WHAT TO WORK ON: Every record here needs to be written out again exactly.

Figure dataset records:

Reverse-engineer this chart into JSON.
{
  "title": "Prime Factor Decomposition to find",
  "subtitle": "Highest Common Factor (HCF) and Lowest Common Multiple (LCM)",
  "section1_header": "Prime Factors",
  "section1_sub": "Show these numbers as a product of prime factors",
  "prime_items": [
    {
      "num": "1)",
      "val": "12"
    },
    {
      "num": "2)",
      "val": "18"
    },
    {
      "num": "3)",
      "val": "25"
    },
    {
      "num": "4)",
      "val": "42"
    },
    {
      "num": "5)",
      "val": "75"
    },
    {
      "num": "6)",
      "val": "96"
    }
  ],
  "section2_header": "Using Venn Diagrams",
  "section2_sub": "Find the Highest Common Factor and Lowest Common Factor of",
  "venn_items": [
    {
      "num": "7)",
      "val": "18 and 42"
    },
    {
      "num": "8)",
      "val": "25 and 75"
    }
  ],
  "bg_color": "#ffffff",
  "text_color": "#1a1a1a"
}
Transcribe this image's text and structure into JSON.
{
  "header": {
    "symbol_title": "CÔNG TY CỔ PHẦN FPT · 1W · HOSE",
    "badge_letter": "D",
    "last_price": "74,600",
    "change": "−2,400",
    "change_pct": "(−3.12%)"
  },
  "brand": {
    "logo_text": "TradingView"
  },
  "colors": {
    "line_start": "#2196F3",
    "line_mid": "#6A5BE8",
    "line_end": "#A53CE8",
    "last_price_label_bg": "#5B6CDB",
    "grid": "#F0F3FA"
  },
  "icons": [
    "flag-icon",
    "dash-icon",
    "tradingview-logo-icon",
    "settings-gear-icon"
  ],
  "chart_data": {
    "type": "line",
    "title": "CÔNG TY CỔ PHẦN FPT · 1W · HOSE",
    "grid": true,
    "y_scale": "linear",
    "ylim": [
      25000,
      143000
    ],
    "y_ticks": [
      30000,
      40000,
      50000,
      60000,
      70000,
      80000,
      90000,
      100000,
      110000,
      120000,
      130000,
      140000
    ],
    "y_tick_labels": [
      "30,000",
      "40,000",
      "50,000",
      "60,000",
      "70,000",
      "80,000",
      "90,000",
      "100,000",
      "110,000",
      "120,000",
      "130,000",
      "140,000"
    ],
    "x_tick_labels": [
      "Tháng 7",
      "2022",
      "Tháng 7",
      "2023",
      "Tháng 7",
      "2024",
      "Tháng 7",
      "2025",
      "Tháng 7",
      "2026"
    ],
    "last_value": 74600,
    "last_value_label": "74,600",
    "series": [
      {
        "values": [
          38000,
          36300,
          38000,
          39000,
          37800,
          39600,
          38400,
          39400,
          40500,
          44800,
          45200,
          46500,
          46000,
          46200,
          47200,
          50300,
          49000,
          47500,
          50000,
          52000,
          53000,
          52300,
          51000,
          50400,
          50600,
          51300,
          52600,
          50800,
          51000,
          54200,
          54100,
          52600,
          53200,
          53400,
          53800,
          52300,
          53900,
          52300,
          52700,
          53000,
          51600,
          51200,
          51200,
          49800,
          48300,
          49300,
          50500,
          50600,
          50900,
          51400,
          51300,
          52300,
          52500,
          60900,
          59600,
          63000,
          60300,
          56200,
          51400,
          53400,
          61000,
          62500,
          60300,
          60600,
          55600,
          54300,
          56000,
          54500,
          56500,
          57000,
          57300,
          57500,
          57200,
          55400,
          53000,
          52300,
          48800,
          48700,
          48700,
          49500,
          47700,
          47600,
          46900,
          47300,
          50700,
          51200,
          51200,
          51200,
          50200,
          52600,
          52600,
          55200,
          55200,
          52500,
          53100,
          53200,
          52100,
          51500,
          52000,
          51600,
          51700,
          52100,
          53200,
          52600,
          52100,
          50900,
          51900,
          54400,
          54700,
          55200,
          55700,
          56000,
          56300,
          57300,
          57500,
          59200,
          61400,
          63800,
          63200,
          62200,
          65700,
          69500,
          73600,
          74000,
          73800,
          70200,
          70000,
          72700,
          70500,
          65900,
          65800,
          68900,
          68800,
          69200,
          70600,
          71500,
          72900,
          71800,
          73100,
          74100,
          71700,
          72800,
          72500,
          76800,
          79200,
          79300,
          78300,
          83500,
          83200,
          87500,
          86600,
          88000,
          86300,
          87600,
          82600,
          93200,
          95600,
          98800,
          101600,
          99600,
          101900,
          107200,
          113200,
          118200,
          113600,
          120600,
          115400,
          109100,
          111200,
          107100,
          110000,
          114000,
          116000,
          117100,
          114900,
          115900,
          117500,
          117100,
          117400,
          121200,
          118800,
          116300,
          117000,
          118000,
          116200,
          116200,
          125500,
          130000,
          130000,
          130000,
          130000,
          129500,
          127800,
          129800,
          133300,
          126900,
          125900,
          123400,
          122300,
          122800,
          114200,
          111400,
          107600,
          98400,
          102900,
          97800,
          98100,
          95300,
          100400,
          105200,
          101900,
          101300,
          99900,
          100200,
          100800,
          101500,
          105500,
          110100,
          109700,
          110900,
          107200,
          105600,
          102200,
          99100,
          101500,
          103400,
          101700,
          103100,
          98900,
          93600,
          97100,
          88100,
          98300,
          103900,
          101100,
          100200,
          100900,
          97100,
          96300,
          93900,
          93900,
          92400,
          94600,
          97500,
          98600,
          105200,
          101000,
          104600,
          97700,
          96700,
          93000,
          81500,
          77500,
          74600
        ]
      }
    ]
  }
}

SOLUTION FOR THIS EXERCISE:
Reverse-engineer this chart into JSON.
{
  "title": "Prime Factor Decomposition to find",
  "subtitle": "Highest Common Factor (HCF) and Lowest Common Multiple (LCM)",
  "section1_header": "Prime Factors",
  "section1_sub": "Show these numbers as a product of prime factors",
  "prime_items": [
    {
      "num": "1)",
      "val": "12"
    },
    {
      "num": "2)",
      "val": "18"
    },
    {
      "num": "3)",
      "val": "25"
    },
    {
      "num": "4)",
      "val": "42"
    },
    {
      "num": "5)",
      "val": "75"
    },
    {
      "num": "6)",
      "val": "96"
    }
  ],
  "section2_header": "Using Venn Diagrams",
  "section2_sub": "Find the Highest Common Factor and Lowest Common Factor of",
  "venn_items": [
    {
      "num": "7)",
      "val": "18 and 42"
    },
    {
      "num": "8)",
      "val": "25 and 75"
    }
  ],
  "bg_color": "#ffffff",
  "text_color": "#1a1a1a"
}
Transcribe this image's text and structure into JSON.
{
  "header": {
    "symbol_title": "CÔNG TY CỔ PHẦN FPT · 1W · HOSE",
    "badge_letter": "D",
    "last_price": "74,600",
    "change": "−2,400",
    "change_pct": "(−3.12%)"
  },
  "brand": {
    "logo_text": "TradingView"
  },
  "colors": {
    "line_start": "#2196F3",
    "line_mid": "#6A5BE8",
    "line_end": "#A53CE8",
    "last_price_label_bg": "#5B6CDB",
    "grid": "#F0F3FA"
  },
  "icons": [
    "flag-icon",
    "dash-icon",
    "tradingview-logo-icon",
    "settings-gear-icon"
  ],
  "chart_data": {
    "type": "line",
    "title": "CÔNG TY CỔ PHẦN FPT · 1W · HOSE",
    "grid": true,
    "y_scale": "linear",
    "ylim": [
      25000,
      143000
    ],
    "y_ticks": [
      30000,
      40000,
      50000,
      60000,
      70000,
      80000,
      90000,
      100000,
      110000,
      120000,
      130000,
      140000
    ],
    "y_tick_labels": [
      "30,000",
      "40,000",
      "50,000",
      "60,000",
      "70,000",
      "80,000",
      "90,000",
      "100,000",
      "110,000",
      "120,000",
      "130,000",
      "140,000"
    ],
    "x_tick_labels": [
      "Tháng 7",
      "2022",
      "Tháng 7",
      "2023",
      "Tháng 7",
      "2024",
      "Tháng 7",
      "2025",
      "Tháng 7",
      "2026"
    ],
    "last_value": 74600,
    "last_value_label": "74,600",
    "series": [
      {
        "values": [
          38000,
          36300,
          38000,
          39000,
          37800,
          39600,
          38400,
          39400,
          40500,
          44800,
          45200,
          46500,
          46000,
          46200,
          47200,
          50300,
          49000,
          47500,
          50000,
          52000,
          53000,
          52300,
          51000,
          50400,
          50600,
          51300,
          52600,
          50800,
          51000,
          54200,
          54100,
          52600,
          53200,
          53400,
          53800,
          52300,
          53900,
          52300,
          52700,
          53000,
          51600,
          51200,
          51200,
          49800,
          48300,
          49300,
          50500,
          50600,
          50900,
          51400,
          51300,
          52300,
          52500,
          60900,
          59600,
          63000,
          60300,
          56200,
          51400,
          53400,
          61000,
          62500,
          60300,
          60600,
          55600,
          54300,
          56000,
          54500,
          56500,
          57000,
          57300,
          57500,
          57200,
          55400,
          53000,
          52300,
          48800,
          48700,
          48700,
          49500,
          47700,
          47600,
          46900,
          47300,
          50700,
          51200,
          51200,
          51200,
          50200,
          52600,
          52600,
          55200,
          55200,
          52500,
          53100,
          53200,
          52100,
          51500,
          52000,
          51600,
          51700,
          52100,
          53200,
          52600,
          52100,
          50900,
          51900,
          54400,
          54700,
          55200,
          55700,
          56000,
          56300,
          57300,
          57500,
          59200,
          61400,
          63800,
          63200,
          62200,
          65700,
          69500,
          73600,
          74000,
          73800,
          70200,
          70000,
          72700,
          70500,
          65900,
          65800,
          68900,
          68800,
          69200,
          70600,
          71500,
          72900,
          71800,
          73100,
          74100,
          71700,
          72800,
          72500,
          76800,
          79200,
          79300,
          78300,
          83500,
          83200,
          87500,
          86600,
          88000,
          86300,
          87600,
          82600,
          93200,
          95600,
          98800,
          101600,
          99600,
          101900,
          107200,
          113200,
          118200,
          113600,
          120600,
          115400,
          109100,
          111200,
          107100,
          110000,
          114000,
          116000,
          117100,
          114900,
          115900,
          117500,
          117100,
          117400,
          121200,
          118800,
          116300,
          117000,
          118000,
          116200,
          116200,
          125500,
          130000,
          130000,
          130000,
          130000,
          129500,
          127800,
          129800,
          133300,
          126900,
          125900,
          123400,
          122300,
          122800,
          114200,
          111400,
          107600,
          98400,
          102900,
          97800,
          98100,
          95300,
          100400,
          105200,
          101900,
          101300,
          99900,
          100200,
          100800,
          101500,
          105500,
          110100,
          109700,
          110900,
          107200,
          105600,
          102200,
          99100,
          101500,
          103400,
          101700,
          103100,
          98900,
          93600,
          97100,
          88100,
          98300,
          103900,
          101100,
          100200,
          100900,
          97100,
          96300,
          93900,
          93900,
          92400,
          94600,
          97500,
          98600,
          105200,
          101000,
          104600,
          97700,
          96700,
          93000,
          81500,
          77500,
          74600
        ]
      }
    ]
  }
}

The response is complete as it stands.